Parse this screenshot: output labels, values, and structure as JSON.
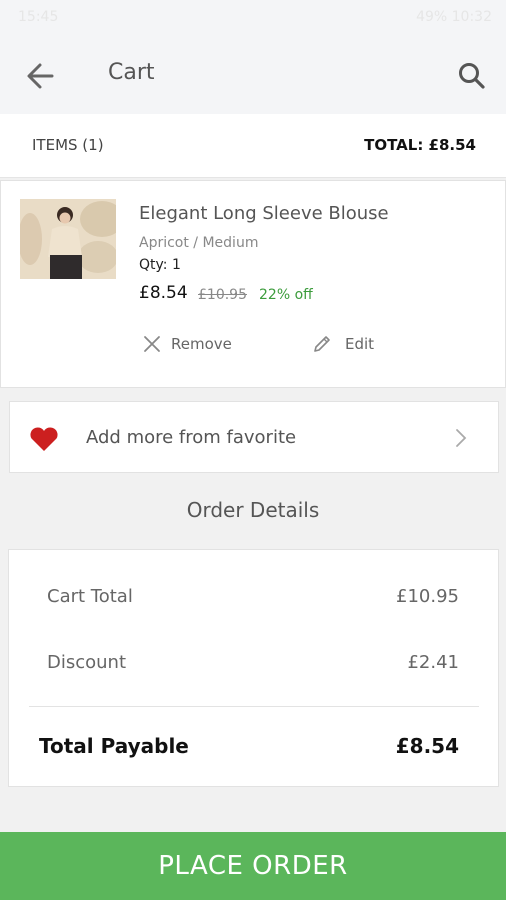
{
  "statusbar": {
    "time": "15:45",
    "right": "49% 10:32"
  },
  "appbar": {
    "title": "Cart"
  },
  "summary": {
    "items": "ITEMS (1)",
    "total": "TOTAL: £8.54"
  },
  "cart_item": {
    "name": "Elegant Long Sleeve Blouse",
    "variant": "Apricot / Medium",
    "qty": "Qty: 1",
    "price": "£8.54",
    "old_price": "£10.95",
    "discount": "22% off",
    "remove_label": "Remove",
    "edit_label": "Edit"
  },
  "favorite": {
    "label": "Add more from favorite"
  },
  "order_details": {
    "title": "Order Details",
    "rows": [
      {
        "label": "Cart Total",
        "value": "£10.95"
      },
      {
        "label": "Discount",
        "value": "£2.41"
      }
    ],
    "total_label": "Total Payable",
    "total_value": "£8.54"
  },
  "footer": {
    "place_order": "PLACE ORDER"
  },
  "colors": {
    "accent_green": "#5bb65b",
    "discount_green": "#3c9c3c",
    "heart_red": "#cc1f1f"
  }
}
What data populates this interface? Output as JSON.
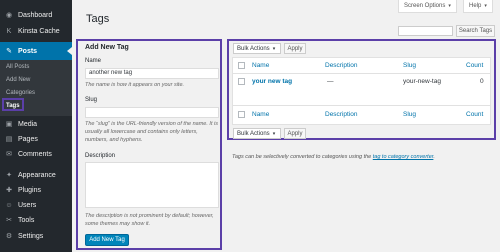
{
  "sidebar": {
    "items": [
      {
        "icon": "dashboard-icon",
        "glyph": "◉",
        "label": "Dashboard"
      },
      {
        "icon": "kinsta-icon",
        "glyph": "K",
        "label": "Kinsta Cache"
      },
      {
        "icon": "pin-icon",
        "glyph": "✎",
        "label": "Posts"
      },
      {
        "icon": "media-icon",
        "glyph": "▣",
        "label": "Media"
      },
      {
        "icon": "pages-icon",
        "glyph": "▤",
        "label": "Pages"
      },
      {
        "icon": "comments-icon",
        "glyph": "✉",
        "label": "Comments"
      },
      {
        "icon": "appearance-icon",
        "glyph": "✦",
        "label": "Appearance"
      },
      {
        "icon": "plugins-icon",
        "glyph": "✚",
        "label": "Plugins"
      },
      {
        "icon": "users-icon",
        "glyph": "☺",
        "label": "Users"
      },
      {
        "icon": "tools-icon",
        "glyph": "✂",
        "label": "Tools"
      },
      {
        "icon": "settings-icon",
        "glyph": "⚙",
        "label": "Settings"
      }
    ],
    "submenu": [
      "All Posts",
      "Add New",
      "Categories",
      "Tags"
    ]
  },
  "header": {
    "title": "Tags",
    "screen_options": "Screen Options",
    "help": "Help",
    "search_button": "Search Tags"
  },
  "add_form": {
    "title": "Add New Tag",
    "name_label": "Name",
    "name_value": "another new tag",
    "name_help": "The name is how it appears on your site.",
    "slug_label": "Slug",
    "slug_value": "",
    "slug_help": "The “slug” is the URL-friendly version of the name. It is usually all lowercase and contains only letters, numbers, and hyphens.",
    "description_label": "Description",
    "description_help": "The description is not prominent by default; however, some themes may show it.",
    "submit": "Add New Tag"
  },
  "table": {
    "bulk_actions": "Bulk Actions",
    "apply": "Apply",
    "columns": [
      "Name",
      "Description",
      "Slug",
      "Count"
    ],
    "rows": [
      {
        "name": "your new tag",
        "description": "—",
        "slug": "your-new-tag",
        "count": "0"
      }
    ]
  },
  "note": {
    "text": "Tags can be selectively converted to categories using the",
    "link": "tag to category converter",
    "end": "."
  }
}
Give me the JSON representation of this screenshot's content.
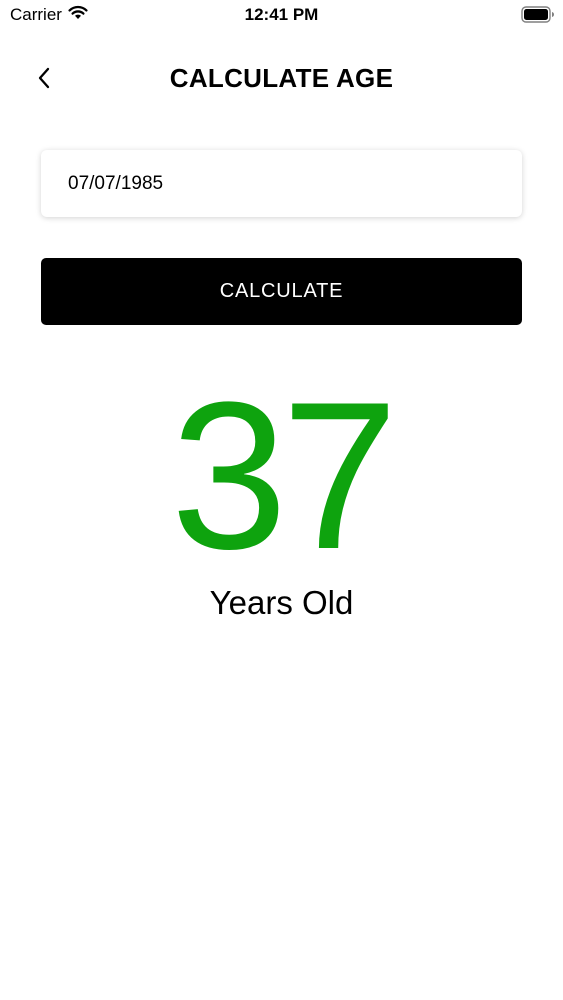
{
  "status_bar": {
    "carrier": "Carrier",
    "time": "12:41 PM"
  },
  "nav": {
    "title": "CALCULATE AGE"
  },
  "form": {
    "date_value": "07/07/1985",
    "button_label": "CALCULATE"
  },
  "result": {
    "age": "37",
    "unit_label": "Years Old"
  },
  "colors": {
    "accent": "#0ea30e",
    "button_bg": "#000000",
    "button_text": "#ffffff"
  }
}
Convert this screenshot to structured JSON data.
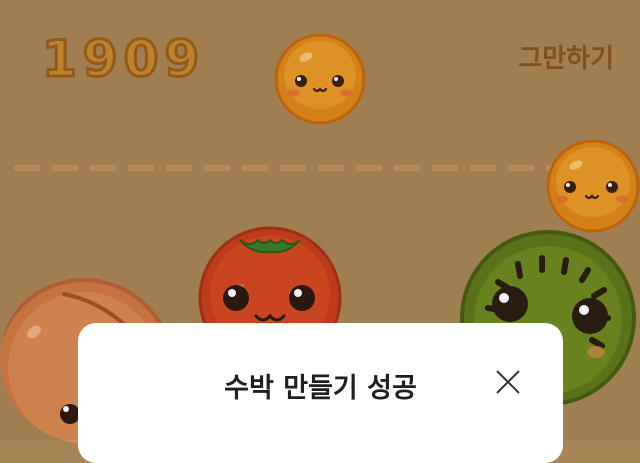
{
  "game": {
    "score": "1909",
    "quit_label": "그만하기"
  },
  "fruits": {
    "current": "orange",
    "next": "orange",
    "on_board": [
      "peach",
      "tomato",
      "kiwi"
    ]
  },
  "modal": {
    "title": "수박 만들기 성공",
    "close_icon": "close-icon"
  },
  "colors": {
    "background": "#a88556",
    "score": "#c88a30",
    "quit": "#8a5520",
    "modal": "#ffffff"
  }
}
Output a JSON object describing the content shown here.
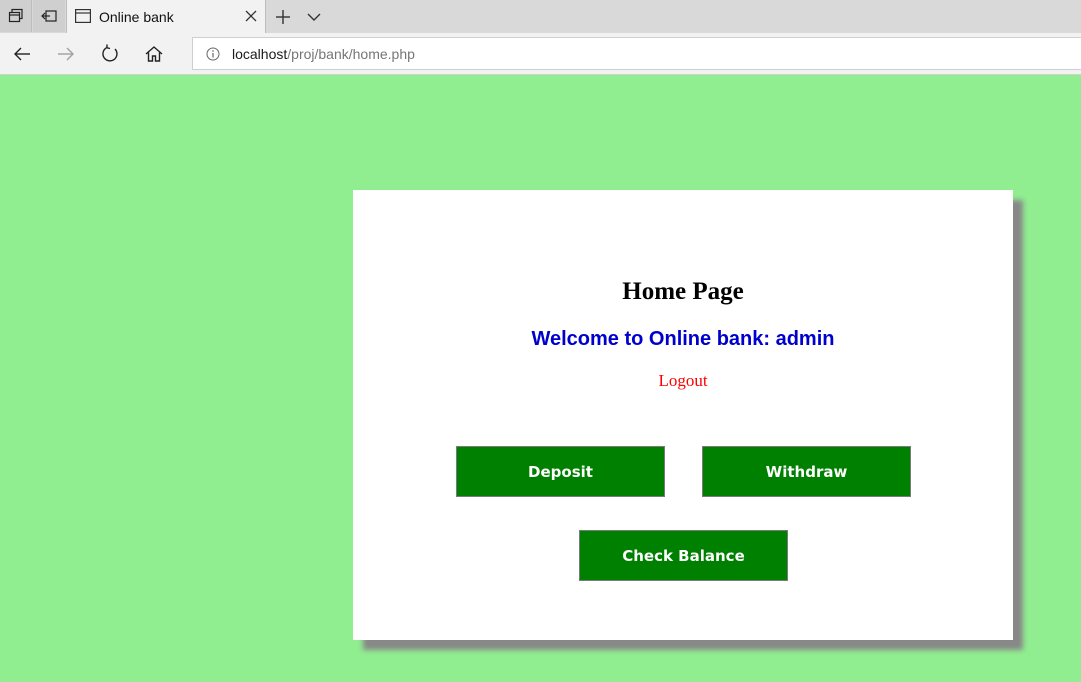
{
  "browser": {
    "tab": {
      "title": "Online bank"
    },
    "address": {
      "host": "localhost",
      "path": "/proj/bank/home.php"
    }
  },
  "page": {
    "heading": "Home Page",
    "welcome": "Welcome to Online bank: admin",
    "logout_label": "Logout",
    "buttons": {
      "deposit": "Deposit",
      "withdraw": "Withdraw",
      "check_balance": "Check Balance"
    }
  },
  "colors": {
    "page_background": "#90ee90",
    "button": "#008000",
    "welcome_text": "#0000cd",
    "logout_text": "#ff0000"
  },
  "icons": [
    "tab-actions-icon",
    "tab-back-icon",
    "page-tab-icon",
    "close-icon",
    "plus-icon",
    "chevron-down-icon",
    "back-arrow-icon",
    "forward-arrow-icon",
    "reload-icon",
    "home-icon",
    "info-icon"
  ]
}
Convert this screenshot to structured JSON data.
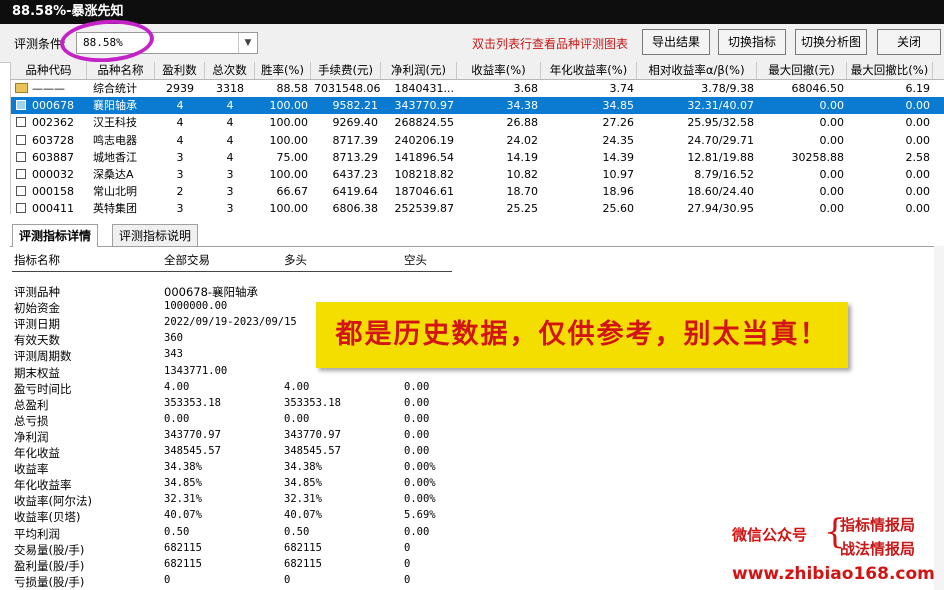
{
  "window": {
    "title": "88.58%-暴涨先知"
  },
  "toolbar": {
    "condition_label": "评测条件:",
    "condition_value": "88.58%",
    "hint": "双击列表行查看品种评测图表",
    "export_label": "导出结果",
    "switch_indicator_label": "切换指标",
    "switch_chart_label": "切换分析图",
    "close_label": "关闭"
  },
  "grid": {
    "headers": [
      "品种代码",
      "品种名称",
      "盈利数",
      "总次数",
      "胜率(%)",
      "手续费(元)",
      "净利润(元)",
      "收益率(%)",
      "年化收益率(%)",
      "相对收益率α/β(%)",
      "最大回撤(元)",
      "最大回撤比(%)"
    ],
    "rows": [
      {
        "code": "———",
        "name": "综合统计",
        "win": "2939",
        "total": "3318",
        "rate": "88.58",
        "fee": "7031548.06",
        "profit": "1840431...",
        "ret": "3.68",
        "annual": "3.74",
        "ab": "3.78/9.38",
        "dd": "68046.50",
        "ddr": "6.19"
      },
      {
        "code": "000678",
        "name": "襄阳轴承",
        "win": "4",
        "total": "4",
        "rate": "100.00",
        "fee": "9582.21",
        "profit": "343770.97",
        "ret": "34.38",
        "annual": "34.85",
        "ab": "32.31/40.07",
        "dd": "0.00",
        "ddr": "0.00"
      },
      {
        "code": "002362",
        "name": "汉王科技",
        "win": "4",
        "total": "4",
        "rate": "100.00",
        "fee": "9269.40",
        "profit": "268824.55",
        "ret": "26.88",
        "annual": "27.26",
        "ab": "25.95/32.58",
        "dd": "0.00",
        "ddr": "0.00"
      },
      {
        "code": "603728",
        "name": "鸣志电器",
        "win": "4",
        "total": "4",
        "rate": "100.00",
        "fee": "8717.39",
        "profit": "240206.19",
        "ret": "24.02",
        "annual": "24.35",
        "ab": "24.70/29.71",
        "dd": "0.00",
        "ddr": "0.00"
      },
      {
        "code": "603887",
        "name": "城地香江",
        "win": "3",
        "total": "4",
        "rate": "75.00",
        "fee": "8713.29",
        "profit": "141896.54",
        "ret": "14.19",
        "annual": "14.39",
        "ab": "12.81/19.88",
        "dd": "30258.88",
        "ddr": "2.58"
      },
      {
        "code": "000032",
        "name": "深桑达A",
        "win": "3",
        "total": "3",
        "rate": "100.00",
        "fee": "6437.23",
        "profit": "108218.82",
        "ret": "10.82",
        "annual": "10.97",
        "ab": "8.79/16.52",
        "dd": "0.00",
        "ddr": "0.00"
      },
      {
        "code": "000158",
        "name": "常山北明",
        "win": "2",
        "total": "3",
        "rate": "66.67",
        "fee": "6419.64",
        "profit": "187046.61",
        "ret": "18.70",
        "annual": "18.96",
        "ab": "18.60/24.40",
        "dd": "0.00",
        "ddr": "0.00"
      },
      {
        "code": "000411",
        "name": "英特集团",
        "win": "3",
        "total": "3",
        "rate": "100.00",
        "fee": "6806.38",
        "profit": "252539.87",
        "ret": "25.25",
        "annual": "25.60",
        "ab": "27.94/30.95",
        "dd": "0.00",
        "ddr": "0.00"
      }
    ]
  },
  "tabs": [
    "评测指标详情",
    "评测指标说明"
  ],
  "detail": {
    "headers": [
      "指标名称",
      "全部交易",
      "多头",
      "空头"
    ],
    "rows": [
      {
        "name": "评测品种",
        "all": "000678-襄阳轴承",
        "long": "",
        "short": ""
      },
      {
        "name": "初始资金",
        "all": "1000000.00",
        "long": "",
        "short": ""
      },
      {
        "name": "评测日期",
        "all": "2022/09/19-2023/09/15",
        "long": "",
        "short": ""
      },
      {
        "name": "有效天数",
        "all": "360",
        "long": "",
        "short": ""
      },
      {
        "name": "评测周期数",
        "all": "343",
        "long": "",
        "short": ""
      },
      {
        "name": "期末权益",
        "all": "1343771.00",
        "long": "",
        "short": ""
      },
      {
        "name": "盈亏时间比",
        "all": "4.00",
        "long": "4.00",
        "short": "0.00"
      },
      {
        "name": "总盈利",
        "all": "353353.18",
        "long": "353353.18",
        "short": "0.00"
      },
      {
        "name": "总亏损",
        "all": "0.00",
        "long": "0.00",
        "short": "0.00"
      },
      {
        "name": "净利润",
        "all": "343770.97",
        "long": "343770.97",
        "short": "0.00"
      },
      {
        "name": "年化收益",
        "all": "348545.57",
        "long": "348545.57",
        "short": "0.00"
      },
      {
        "name": "收益率",
        "all": "34.38%",
        "long": "34.38%",
        "short": "0.00%"
      },
      {
        "name": "年化收益率",
        "all": "34.85%",
        "long": "34.85%",
        "short": "0.00%"
      },
      {
        "name": "收益率(阿尔法)",
        "all": "32.31%",
        "long": "32.31%",
        "short": "0.00%"
      },
      {
        "name": "收益率(贝塔)",
        "all": "40.07%",
        "long": "40.07%",
        "short": "5.69%"
      },
      {
        "name": "平均利润",
        "all": "0.50",
        "long": "0.50",
        "short": "0.00"
      },
      {
        "name": "交易量(股/手)",
        "all": "682115",
        "long": "682115",
        "short": "0"
      },
      {
        "name": "盈利量(股/手)",
        "all": "682115",
        "long": "682115",
        "short": "0"
      },
      {
        "name": "亏损量(股/手)",
        "all": "0",
        "long": "0",
        "short": "0"
      }
    ]
  },
  "overlay": {
    "banner": "都是历史数据，仅供参考，别太当真！",
    "wm_label": "微信公众号",
    "wm_brace": "{",
    "wm_name1": "指标情报局",
    "wm_name2": "战法情报局",
    "wm_url": "www.zhibiao168.com"
  },
  "colors": {
    "selected_row": "#0b7ad1",
    "hint": "#c81818",
    "banner_bg": "#f3de00",
    "ring": "#c322c7"
  }
}
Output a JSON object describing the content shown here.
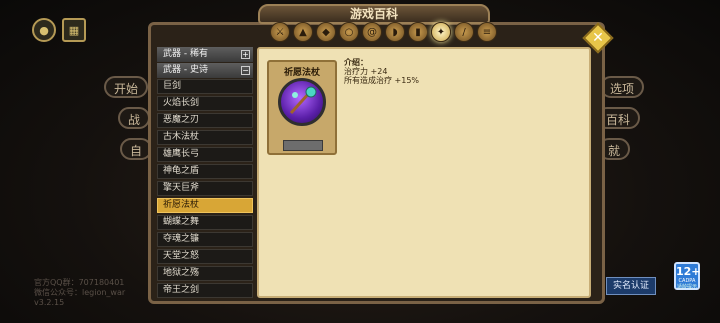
{
  "window": {
    "title": "游戏百科",
    "close_label": "✕"
  },
  "tabs": [
    {
      "icon": "weapon-tab-icon"
    },
    {
      "icon": "armor-tab-icon"
    },
    {
      "icon": "helmet-tab-icon"
    },
    {
      "icon": "ring-tab-icon"
    },
    {
      "icon": "spiral-tab-icon"
    },
    {
      "icon": "cloak-tab-icon"
    },
    {
      "icon": "boot-tab-icon"
    },
    {
      "icon": "compass-tab-icon",
      "active": true
    },
    {
      "icon": "staff-tab-icon"
    },
    {
      "icon": "scroll-tab-icon"
    }
  ],
  "categories": [
    {
      "label": "武器 - 稀有",
      "toggle": "+"
    },
    {
      "label": "武器 - 史诗",
      "toggle": "−"
    }
  ],
  "items": [
    "巨剑",
    "火焰长剑",
    "恶魔之刃",
    "古木法杖",
    "雄鹰长弓",
    "神龟之盾",
    "擎天巨斧",
    "祈愿法杖",
    "蝴蝶之舞",
    "夺魂之镰",
    "天堂之怒",
    "地狱之殇",
    "帝王之剑"
  ],
  "selected_item": "祈愿法杖",
  "detail": {
    "name": "祈愿法杖",
    "intro_heading": "介绍：",
    "lines": [
      "治疗力 +24",
      "所有造成治疗 +15%"
    ]
  },
  "background_buttons": [
    "开始",
    "战",
    "自",
    "选项",
    "百科",
    "就"
  ],
  "footer": {
    "qq": "官方QQ群：707180401",
    "wechat": "微信公众号：legion_war",
    "version": "v3.2.15"
  },
  "age_rating": {
    "number": "12+",
    "label": "CADPA",
    "sub": "适龄提示"
  },
  "realname_button": "实名认证"
}
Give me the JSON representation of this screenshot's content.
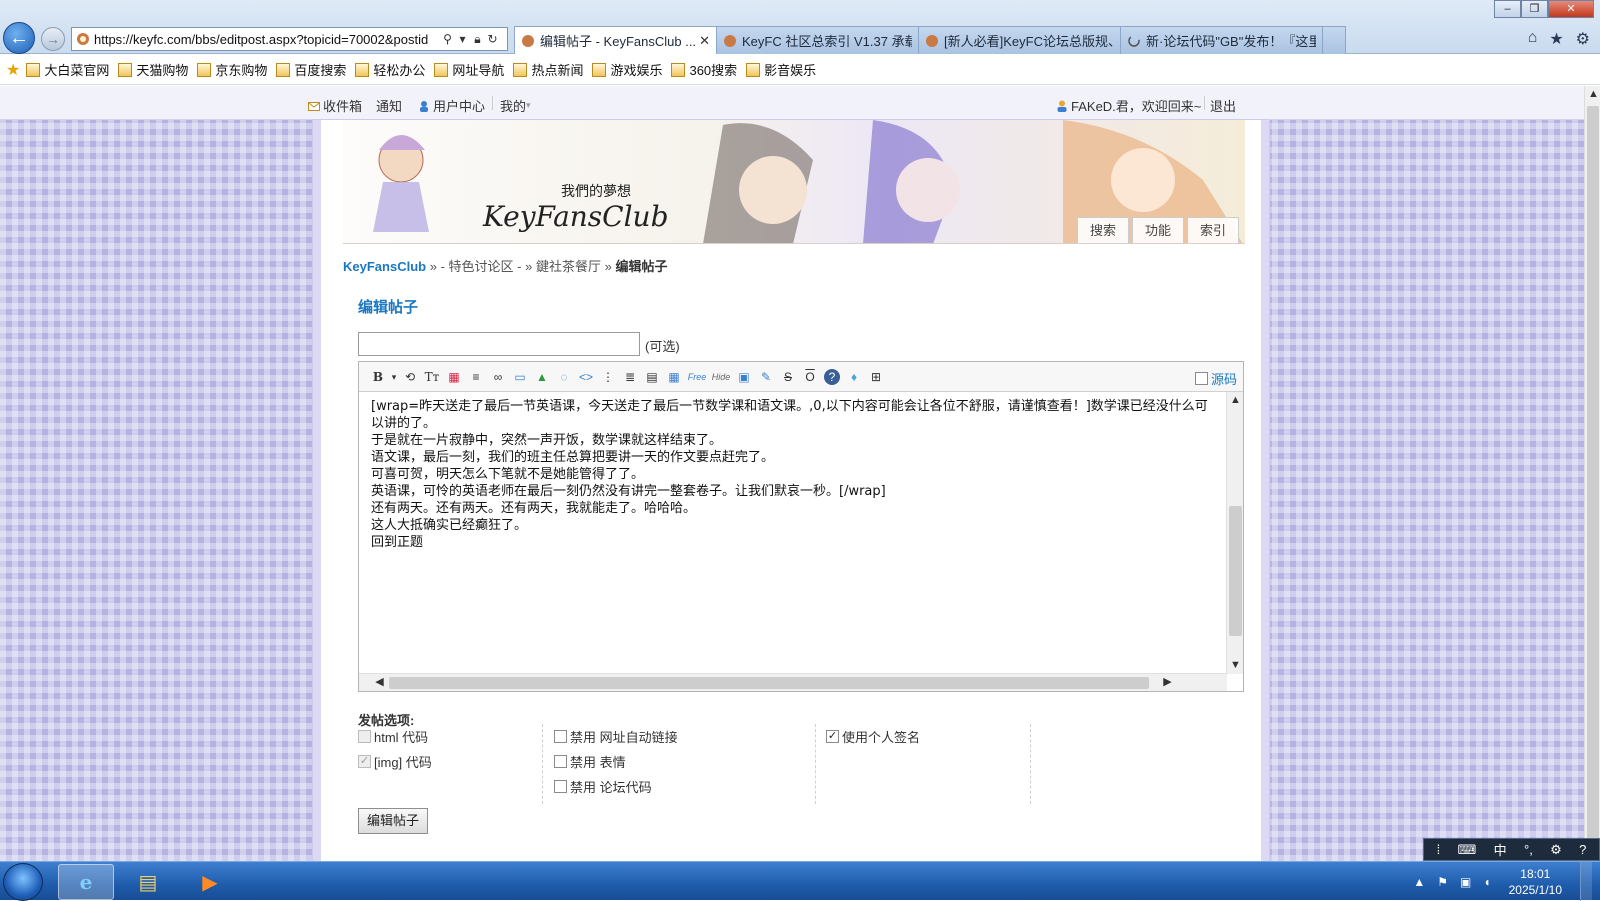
+ + +
Select all lines in the listing that include the word "title".

RESULT:
    "title": "Cart"
    "title": "Order Details",
    "title": "Tags",
    "title": "Add New Tag",
    "title": "CALCULATE AGE"
    "title": "수박 만들기 성공",
      "title": "Online bank"
    "title": "88.58%-暴涨先知"
    "title": "游戏百科",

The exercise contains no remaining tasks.